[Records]
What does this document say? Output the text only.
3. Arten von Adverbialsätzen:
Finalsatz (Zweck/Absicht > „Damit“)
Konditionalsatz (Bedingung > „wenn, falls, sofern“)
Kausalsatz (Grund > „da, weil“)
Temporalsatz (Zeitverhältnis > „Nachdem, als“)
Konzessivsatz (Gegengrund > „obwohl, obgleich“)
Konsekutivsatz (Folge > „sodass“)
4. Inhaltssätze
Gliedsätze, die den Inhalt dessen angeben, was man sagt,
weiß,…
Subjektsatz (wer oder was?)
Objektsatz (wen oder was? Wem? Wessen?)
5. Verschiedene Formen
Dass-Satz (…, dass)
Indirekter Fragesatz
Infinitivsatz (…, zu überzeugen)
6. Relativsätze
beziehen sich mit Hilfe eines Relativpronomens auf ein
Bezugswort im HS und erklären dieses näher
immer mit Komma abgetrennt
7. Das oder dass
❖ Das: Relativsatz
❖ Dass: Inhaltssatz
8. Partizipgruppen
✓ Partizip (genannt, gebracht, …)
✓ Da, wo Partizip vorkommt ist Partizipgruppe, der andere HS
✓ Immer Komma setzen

> _Problem_:
Above are the records; retype them all without a single difference.

> _Result of this exercise_:
What does this document say? Output the text only.
3. Arten von Adverbialsätzen:
Finalsatz (Zweck/Absicht > „Damit“)
Konditionalsatz (Bedingung > „wenn, falls, sofern“)
Kausalsatz (Grund > „da, weil“)
Temporalsatz (Zeitverhältnis > „Nachdem, als“)
Konzessivsatz (Gegengrund > „obwohl, obgleich“)
Konsekutivsatz (Folge > „sodass“)
4. Inhaltssätze
Gliedsätze, die den Inhalt dessen angeben, was man sagt,
weiß,…
Subjektsatz (wer oder was?)
Objektsatz (wen oder was? Wem? Wessen?)
5. Verschiedene Formen
Dass-Satz (…, dass)
Indirekter Fragesatz
Infinitivsatz (…, zu überzeugen)
6. Relativsätze
beziehen sich mit Hilfe eines Relativpronomens auf ein
Bezugswort im HS und erklären dieses näher
immer mit Komma abgetrennt
7. Das oder dass
❖ Das: Relativsatz
❖ Dass: Inhaltssatz
8. Partizipgruppen
✓ Partizip (genannt, gebracht, …)
✓ Da, wo Partizip vorkommt ist Partizipgruppe, der andere HS
✓ Immer Komma setzen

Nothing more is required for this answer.